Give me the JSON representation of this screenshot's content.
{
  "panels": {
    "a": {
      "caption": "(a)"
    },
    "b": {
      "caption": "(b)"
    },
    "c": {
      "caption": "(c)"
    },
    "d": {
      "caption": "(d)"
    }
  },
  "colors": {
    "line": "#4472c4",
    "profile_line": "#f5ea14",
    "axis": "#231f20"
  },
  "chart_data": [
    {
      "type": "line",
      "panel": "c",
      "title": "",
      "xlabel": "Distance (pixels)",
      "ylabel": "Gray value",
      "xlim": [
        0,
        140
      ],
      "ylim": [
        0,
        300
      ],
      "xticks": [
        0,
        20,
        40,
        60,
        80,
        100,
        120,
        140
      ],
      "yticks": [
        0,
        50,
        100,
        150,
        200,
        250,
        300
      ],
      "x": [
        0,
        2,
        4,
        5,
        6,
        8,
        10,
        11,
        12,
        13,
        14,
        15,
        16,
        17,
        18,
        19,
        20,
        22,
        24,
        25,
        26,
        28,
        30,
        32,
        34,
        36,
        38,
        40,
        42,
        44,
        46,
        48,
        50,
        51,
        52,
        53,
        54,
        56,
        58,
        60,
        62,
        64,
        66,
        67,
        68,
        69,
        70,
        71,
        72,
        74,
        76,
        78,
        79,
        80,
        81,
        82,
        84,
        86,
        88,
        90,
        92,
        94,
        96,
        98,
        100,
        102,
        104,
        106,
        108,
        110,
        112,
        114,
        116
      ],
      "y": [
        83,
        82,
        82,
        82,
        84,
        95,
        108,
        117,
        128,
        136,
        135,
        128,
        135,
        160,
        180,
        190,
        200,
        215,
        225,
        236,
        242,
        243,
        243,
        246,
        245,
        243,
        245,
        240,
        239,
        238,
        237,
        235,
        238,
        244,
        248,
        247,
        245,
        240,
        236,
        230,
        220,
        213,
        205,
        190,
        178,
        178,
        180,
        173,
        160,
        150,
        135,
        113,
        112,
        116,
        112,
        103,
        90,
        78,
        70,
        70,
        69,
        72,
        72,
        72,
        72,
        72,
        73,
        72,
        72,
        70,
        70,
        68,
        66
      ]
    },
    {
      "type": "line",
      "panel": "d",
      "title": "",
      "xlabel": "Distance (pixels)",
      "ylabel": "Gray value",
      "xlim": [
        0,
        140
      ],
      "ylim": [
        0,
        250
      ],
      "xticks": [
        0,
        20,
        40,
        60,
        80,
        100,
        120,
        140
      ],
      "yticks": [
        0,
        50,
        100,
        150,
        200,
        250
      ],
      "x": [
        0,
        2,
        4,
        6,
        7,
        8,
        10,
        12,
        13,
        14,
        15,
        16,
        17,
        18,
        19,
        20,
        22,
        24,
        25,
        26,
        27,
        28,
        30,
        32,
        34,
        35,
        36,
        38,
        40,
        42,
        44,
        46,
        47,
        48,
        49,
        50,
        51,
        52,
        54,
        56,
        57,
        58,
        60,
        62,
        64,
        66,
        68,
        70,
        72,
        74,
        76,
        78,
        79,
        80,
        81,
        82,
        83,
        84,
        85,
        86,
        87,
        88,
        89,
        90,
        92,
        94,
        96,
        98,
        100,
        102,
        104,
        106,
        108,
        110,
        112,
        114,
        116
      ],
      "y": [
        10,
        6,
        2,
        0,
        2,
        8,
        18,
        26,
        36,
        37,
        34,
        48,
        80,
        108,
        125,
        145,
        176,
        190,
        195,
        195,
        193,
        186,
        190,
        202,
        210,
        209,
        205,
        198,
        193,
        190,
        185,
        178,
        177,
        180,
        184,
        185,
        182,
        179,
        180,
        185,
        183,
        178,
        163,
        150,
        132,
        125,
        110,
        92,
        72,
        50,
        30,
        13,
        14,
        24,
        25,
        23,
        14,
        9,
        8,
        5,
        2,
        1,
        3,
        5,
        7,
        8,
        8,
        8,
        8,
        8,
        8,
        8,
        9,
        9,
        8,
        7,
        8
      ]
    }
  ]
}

######

Return only the number of lines in the preceding records that contain the string "caption".

● Task solution:
4